(Stored entries)
###

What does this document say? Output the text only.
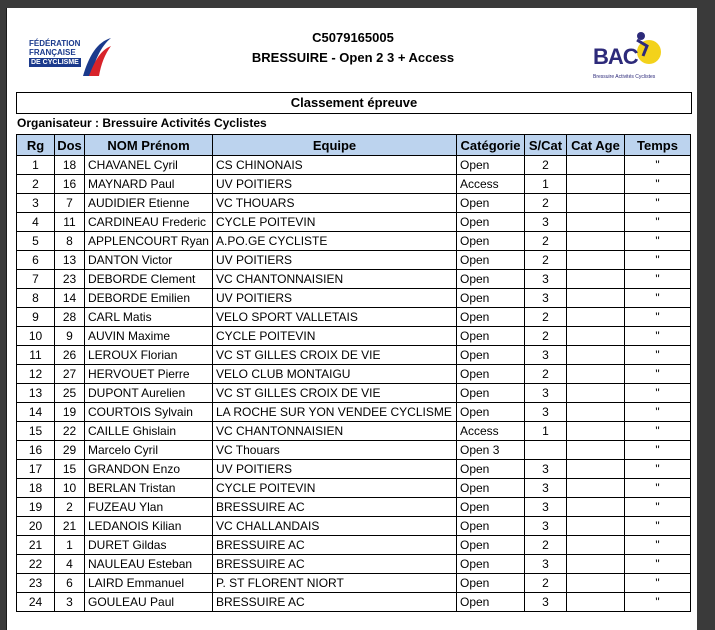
FÉDÉRATION
FRANÇAISE
DE CYCLISME
C5079165005
BRESSUIRE - Open 2 3 + Access	BAC
Bressuire Activités Cyclistes
Classement épreuve
Organisateur : Bressuire Activités Cyclistes
Rg	Dos	NOM Prénom	Equipe	Catégorie	S/Cat	Cat Age	Temps
1	18	CHAVANEL Cyril	CS CHINONAIS	Open	2		"
2	16	MAYNARD Paul	UV POITIERS	Access	1		"
3	7	AUDIDIER Etienne	VC THOUARS	Open	2		"
4	11	CARDINEAU Frederic	CYCLE POITEVIN	Open	3		"
5	8	APPLENCOURT Ryan	A.PO.GE CYCLISTE	Open	2		"
6	13	DANTON Victor	UV POITIERS	Open	2		"
7	23	DEBORDE Clement	VC CHANTONNAISIEN	Open	3		"
8	14	DEBORDE Emilien	UV POITIERS	Open	3		"
9	28	CARL Matis	VELO SPORT VALLETAIS	Open	2		"
10	9	AUVIN Maxime	CYCLE POITEVIN	Open	2		"
11	26	LEROUX Florian	VC ST GILLES CROIX DE VIE	Open	3		"
12	27	HERVOUET Pierre	VELO CLUB MONTAIGU	Open	2		"
13	25	DUPONT Aurelien	VC ST GILLES CROIX DE VIE	Open	3		"
14	19	COURTOIS Sylvain	LA ROCHE SUR YON VENDEE CYCLISME	Open	3		"
15	22	CAILLE Ghislain	VC CHANTONNAISIEN	Access	1		"
16	29	Marcelo Cyril	VC Thouars	Open 3			"
17	15	GRANDON Enzo	UV POITIERS	Open	3		"
18	10	BERLAN Tristan	CYCLE POITEVIN	Open	3		"
19	2	FUZEAU Ylan	BRESSUIRE AC	Open	3		"
20	21	LEDANOIS Kilian	VC CHALLANDAIS	Open	3		"
21	1	DURET Gildas	BRESSUIRE AC	Open	2		"
22	4	NAULEAU Esteban	BRESSUIRE AC	Open	3		"
23	6	LAIRD Emmanuel	P. ST FLORENT NIORT	Open	2		"
24	3	GOULEAU Paul	BRESSUIRE AC	Open	3		"
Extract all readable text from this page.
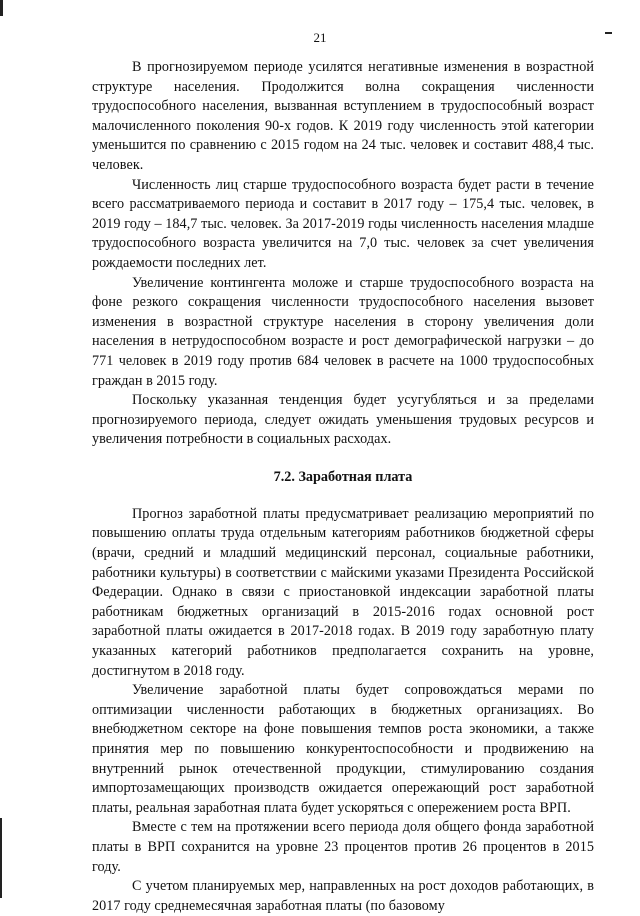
21

В прогнозируемом периоде усилятся негативные изменения в возрастной структуре населения. Продолжится волна сокращения численности трудоспособного населения, вызванная вступлением в трудоспособный возраст малочисленного поколения 90-х годов. К 2019 году численность этой категории уменьшится по сравнению с 2015 годом на 24 тыс. человек и составит 488,4 тыс. человек.

Численность лиц старше трудоспособного возраста будет расти в течение всего рассматриваемого периода и составит в 2017 году – 175,4 тыс. человек, в 2019 году – 184,7 тыс. человек. За 2017-2019 годы численность населения младше трудоспособного возраста увеличится на 7,0 тыс. человек за счет увеличения рождаемости последних лет.

Увеличение контингента моложе и старше трудоспособного возраста на фоне резкого сокращения численности трудоспособного населения вызовет изменения в возрастной структуре населения в сторону увеличения доли населения в нетрудоспособном возрасте и рост демографической нагрузки – до 771 человек в 2019 году против 684 человек в расчете на 1000 трудоспособных граждан в 2015 году.

Поскольку указанная тенденция будет усугубляться и за пределами прогнозируемого периода, следует ожидать уменьшения трудовых ресурсов и увеличения потребности в социальных расходах.

7.2. Заработная плата

Прогноз заработной платы предусматривает реализацию мероприятий по повышению оплаты труда отдельным категориям работников бюджетной сферы (врачи, средний и младший медицинский персонал, социальные работники, работники культуры) в соответствии с майскими указами Президента Российской Федерации. Однако в связи с приостановкой индексации заработной платы работникам бюджетных организаций в 2015-2016 годах основной рост заработной платы ожидается в 2017-2018 годах. В 2019 году заработную плату указанных категорий работников предполагается сохранить на уровне, достигнутом в 2018 году.

Увеличение заработной платы будет сопровождаться мерами по оптимизации численности работающих в бюджетных организациях. Во внебюджетном секторе на фоне повышения темпов роста экономики, а также принятия мер по повышению конкурентоспособности и продвижению на внутренний рынок отечественной продукции, стимулированию создания импортозамещающих производств ожидается опережающий рост заработной платы, реальная заработная плата будет ускоряться с опережением роста ВРП.

Вместе с тем на протяжении всего периода доля общего фонда заработной платы в ВРП сохранится на уровне 23 процентов против 26 процентов в 2015 году.

С учетом планируемых мер, направленных на рост доходов работающих, в 2017 году среднемесячная заработная платы (по базовому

###

■ Exercise goal
Reproduce all the records verbatim, excluding images.

■ Task answer
What does this document say? Output the text only.
FÉDÉRATION
FRANÇAISE
DE CYCLISME
C5079165005
BRESSUIRE - Open 2 3 + Access	BAC
Bressuire Activités Cyclistes
Classement épreuve
Organisateur : Bressuire Activités Cyclistes
Rg	Dos	NOM Prénom	Equipe	Catégorie	S/Cat	Cat Age	Temps
1	18	CHAVANEL Cyril	CS CHINONAIS	Open	2		"
2	16	MAYNARD Paul	UV POITIERS	Access	1		"
3	7	AUDIDIER Etienne	VC THOUARS	Open	2		"
4	11	CARDINEAU Frederic	CYCLE POITEVIN	Open	3		"
5	8	APPLENCOURT Ryan	A.PO.GE CYCLISTE	Open	2		"
6	13	DANTON Victor	UV POITIERS	Open	2		"
7	23	DEBORDE Clement	VC CHANTONNAISIEN	Open	3		"
8	14	DEBORDE Emilien	UV POITIERS	Open	3		"
9	28	CARL Matis	VELO SPORT VALLETAIS	Open	2		"
10	9	AUVIN Maxime	CYCLE POITEVIN	Open	2		"
11	26	LEROUX Florian	VC ST GILLES CROIX DE VIE	Open	3		"
12	27	HERVOUET Pierre	VELO CLUB MONTAIGU	Open	2		"
13	25	DUPONT Aurelien	VC ST GILLES CROIX DE VIE	Open	3		"
14	19	COURTOIS Sylvain	LA ROCHE SUR YON VENDEE CYCLISME	Open	3		"
15	22	CAILLE Ghislain	VC CHANTONNAISIEN	Access	1		"
16	29	Marcelo Cyril	VC Thouars	Open 3			"
17	15	GRANDON Enzo	UV POITIERS	Open	3		"
18	10	BERLAN Tristan	CYCLE POITEVIN	Open	3		"
19	2	FUZEAU Ylan	BRESSUIRE AC	Open	3		"
20	21	LEDANOIS Kilian	VC CHALLANDAIS	Open	3		"
21	1	DURET Gildas	BRESSUIRE AC	Open	2		"
22	4	NAULEAU Esteban	BRESSUIRE AC	Open	3		"
23	6	LAIRD Emmanuel	P. ST FLORENT NIORT	Open	2		"
24	3	GOULEAU Paul	BRESSUIRE AC	Open	3		"
Extract all readable text from this page.
21

В прогнозируемом периоде усилятся негативные изменения в возрастной структуре населения. Продолжится волна сокращения численности трудоспособного населения, вызванная вступлением в трудоспособный возраст малочисленного поколения 90-х годов. К 2019 году численность этой категории уменьшится по сравнению с 2015 годом на 24 тыс. человек и составит 488,4 тыс. человек.

Численность лиц старше трудоспособного возраста будет расти в течение всего рассматриваемого периода и составит в 2017 году – 175,4 тыс. человек, в 2019 году – 184,7 тыс. человек. За 2017-2019 годы численность населения младше трудоспособного возраста увеличится на 7,0 тыс. человек за счет увеличения рождаемости последних лет.

Увеличение контингента моложе и старше трудоспособного возраста на фоне резкого сокращения численности трудоспособного населения вызовет изменения в возрастной структуре населения в сторону увеличения доли населения в нетрудоспособном возрасте и рост демографической нагрузки – до 771 человек в 2019 году против 684 человек в расчете на 1000 трудоспособных граждан в 2015 году.

Поскольку указанная тенденция будет усугубляться и за пределами прогнозируемого периода, следует ожидать уменьшения трудовых ресурсов и увеличения потребности в социальных расходах.

7.2. Заработная плата

Прогноз заработной платы предусматривает реализацию мероприятий по повышению оплаты труда отдельным категориям работников бюджетной сферы (врачи, средний и младший медицинский персонал, социальные работники, работники культуры) в соответствии с майскими указами Президента Российской Федерации. Однако в связи с приостановкой индексации заработной платы работникам бюджетных организаций в 2015-2016 годах основной рост заработной платы ожидается в 2017-2018 годах. В 2019 году заработную плату указанных категорий работников предполагается сохранить на уровне, достигнутом в 2018 году.

Увеличение заработной платы будет сопровождаться мерами по оптимизации численности работающих в бюджетных организациях. Во внебюджетном секторе на фоне повышения темпов роста экономики, а также принятия мер по повышению конкурентоспособности и продвижению на внутренний рынок отечественной продукции, стимулированию создания импортозамещающих производств ожидается опережающий рост заработной платы, реальная заработная плата будет ускоряться с опережением роста ВРП.

Вместе с тем на протяжении всего периода доля общего фонда заработной платы в ВРП сохранится на уровне 23 процентов против 26 процентов в 2015 году.

С учетом планируемых мер, направленных на рост доходов работающих, в 2017 году среднемесячная заработная платы (по базовому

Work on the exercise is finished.